What is needed: Write out each entry, exactly the way it appears.

(Collected data)
^^^^
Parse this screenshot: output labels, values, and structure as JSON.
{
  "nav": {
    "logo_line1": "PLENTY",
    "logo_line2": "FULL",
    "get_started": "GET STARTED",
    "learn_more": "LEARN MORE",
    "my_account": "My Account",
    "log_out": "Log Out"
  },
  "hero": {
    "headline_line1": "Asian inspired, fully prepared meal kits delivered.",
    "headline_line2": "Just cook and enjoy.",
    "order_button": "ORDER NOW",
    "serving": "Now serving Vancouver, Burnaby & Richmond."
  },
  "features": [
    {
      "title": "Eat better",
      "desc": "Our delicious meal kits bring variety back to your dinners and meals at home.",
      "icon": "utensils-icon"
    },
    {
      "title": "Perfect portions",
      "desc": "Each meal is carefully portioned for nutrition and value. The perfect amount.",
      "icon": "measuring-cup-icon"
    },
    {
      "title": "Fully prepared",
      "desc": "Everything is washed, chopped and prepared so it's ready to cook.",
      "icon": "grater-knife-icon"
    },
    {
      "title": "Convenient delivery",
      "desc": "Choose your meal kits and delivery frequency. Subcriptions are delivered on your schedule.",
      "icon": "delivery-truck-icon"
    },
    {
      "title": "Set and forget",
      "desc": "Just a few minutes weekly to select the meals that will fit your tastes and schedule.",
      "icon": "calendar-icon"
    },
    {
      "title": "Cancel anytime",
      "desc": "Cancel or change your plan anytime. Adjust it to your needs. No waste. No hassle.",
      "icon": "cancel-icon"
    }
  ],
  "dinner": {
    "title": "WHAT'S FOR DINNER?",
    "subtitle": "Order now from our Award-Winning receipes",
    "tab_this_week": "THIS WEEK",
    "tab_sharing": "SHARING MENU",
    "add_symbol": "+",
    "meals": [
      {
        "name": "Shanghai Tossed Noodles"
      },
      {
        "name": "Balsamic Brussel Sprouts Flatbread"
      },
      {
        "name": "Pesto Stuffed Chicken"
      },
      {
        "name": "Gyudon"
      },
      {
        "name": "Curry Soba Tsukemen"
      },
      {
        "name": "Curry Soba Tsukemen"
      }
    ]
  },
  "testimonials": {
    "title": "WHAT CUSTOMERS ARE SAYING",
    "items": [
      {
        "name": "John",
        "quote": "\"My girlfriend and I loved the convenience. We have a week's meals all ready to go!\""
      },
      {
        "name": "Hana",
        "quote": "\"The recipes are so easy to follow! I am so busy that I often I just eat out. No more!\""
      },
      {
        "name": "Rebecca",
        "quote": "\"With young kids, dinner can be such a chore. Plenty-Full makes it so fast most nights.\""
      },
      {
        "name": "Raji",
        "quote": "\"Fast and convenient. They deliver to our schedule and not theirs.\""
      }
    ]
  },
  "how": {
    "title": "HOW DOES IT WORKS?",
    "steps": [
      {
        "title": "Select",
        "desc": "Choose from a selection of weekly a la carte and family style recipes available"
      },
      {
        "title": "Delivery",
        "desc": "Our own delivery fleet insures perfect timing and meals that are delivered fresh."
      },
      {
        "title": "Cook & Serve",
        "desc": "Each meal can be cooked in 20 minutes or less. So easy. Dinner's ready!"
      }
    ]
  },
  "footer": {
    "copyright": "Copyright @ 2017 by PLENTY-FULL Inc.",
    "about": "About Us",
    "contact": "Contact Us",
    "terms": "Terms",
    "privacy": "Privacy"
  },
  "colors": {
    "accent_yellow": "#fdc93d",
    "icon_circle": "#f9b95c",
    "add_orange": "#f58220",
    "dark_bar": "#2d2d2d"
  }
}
^^^^
Response:
Parse this screenshot: output labels, values, and structure as JSON.
{
  "nav": {
    "logo_line1": "PLENTY",
    "logo_line2": "FULL",
    "get_started": "GET STARTED",
    "learn_more": "LEARN MORE",
    "my_account": "My Account",
    "log_out": "Log Out"
  },
  "hero": {
    "headline_line1": "Asian inspired, fully prepared meal kits delivered.",
    "headline_line2": "Just cook and enjoy.",
    "order_button": "ORDER NOW",
    "serving": "Now serving Vancouver, Burnaby & Richmond."
  },
  "features": [
    {
      "title": "Eat better",
      "desc": "Our delicious meal kits bring variety back to your dinners and meals at home.",
      "icon": "utensils-icon"
    },
    {
      "title": "Perfect portions",
      "desc": "Each meal is carefully portioned for nutrition and value. The perfect amount.",
      "icon": "measuring-cup-icon"
    },
    {
      "title": "Fully prepared",
      "desc": "Everything is washed, chopped and prepared so it's ready to cook.",
      "icon": "grater-knife-icon"
    },
    {
      "title": "Convenient delivery",
      "desc": "Choose your meal kits and delivery frequency. Subcriptions are delivered on your schedule.",
      "icon": "delivery-truck-icon"
    },
    {
      "title": "Set and forget",
      "desc": "Just a few minutes weekly to select the meals that will fit your tastes and schedule.",
      "icon": "calendar-icon"
    },
    {
      "title": "Cancel anytime",
      "desc": "Cancel or change your plan anytime. Adjust it to your needs. No waste. No hassle.",
      "icon": "cancel-icon"
    }
  ],
  "dinner": {
    "title": "WHAT'S FOR DINNER?",
    "subtitle": "Order now from our Award-Winning receipes",
    "tab_this_week": "THIS WEEK",
    "tab_sharing": "SHARING MENU",
    "add_symbol": "+",
    "meals": [
      {
        "name": "Shanghai Tossed Noodles"
      },
      {
        "name": "Balsamic Brussel Sprouts Flatbread"
      },
      {
        "name": "Pesto Stuffed Chicken"
      },
      {
        "name": "Gyudon"
      },
      {
        "name": "Curry Soba Tsukemen"
      },
      {
        "name": "Curry Soba Tsukemen"
      }
    ]
  },
  "testimonials": {
    "title": "WHAT CUSTOMERS ARE SAYING",
    "items": [
      {
        "name": "John",
        "quote": "\"My girlfriend and I loved the convenience. We have a week's meals all ready to go!\""
      },
      {
        "name": "Hana",
        "quote": "\"The recipes are so easy to follow! I am so busy that I often I just eat out. No more!\""
      },
      {
        "name": "Rebecca",
        "quote": "\"With young kids, dinner can be such a chore. Plenty-Full makes it so fast most nights.\""
      },
      {
        "name": "Raji",
        "quote": "\"Fast and convenient. They deliver to our schedule and not theirs.\""
      }
    ]
  },
  "how": {
    "title": "HOW DOES IT WORKS?",
    "steps": [
      {
        "title": "Select",
        "desc": "Choose from a selection of weekly a la carte and family style recipes available"
      },
      {
        "title": "Delivery",
        "desc": "Our own delivery fleet insures perfect timing and meals that are delivered fresh."
      },
      {
        "title": "Cook & Serve",
        "desc": "Each meal can be cooked in 20 minutes or less. So easy. Dinner's ready!"
      }
    ]
  },
  "footer": {
    "copyright": "Copyright @ 2017 by PLENTY-FULL Inc.",
    "about": "About Us",
    "contact": "Contact Us",
    "terms": "Terms",
    "privacy": "Privacy"
  },
  "colors": {
    "accent_yellow": "#fdc93d",
    "icon_circle": "#f9b95c",
    "add_orange": "#f58220",
    "dark_bar": "#2d2d2d"
  }
}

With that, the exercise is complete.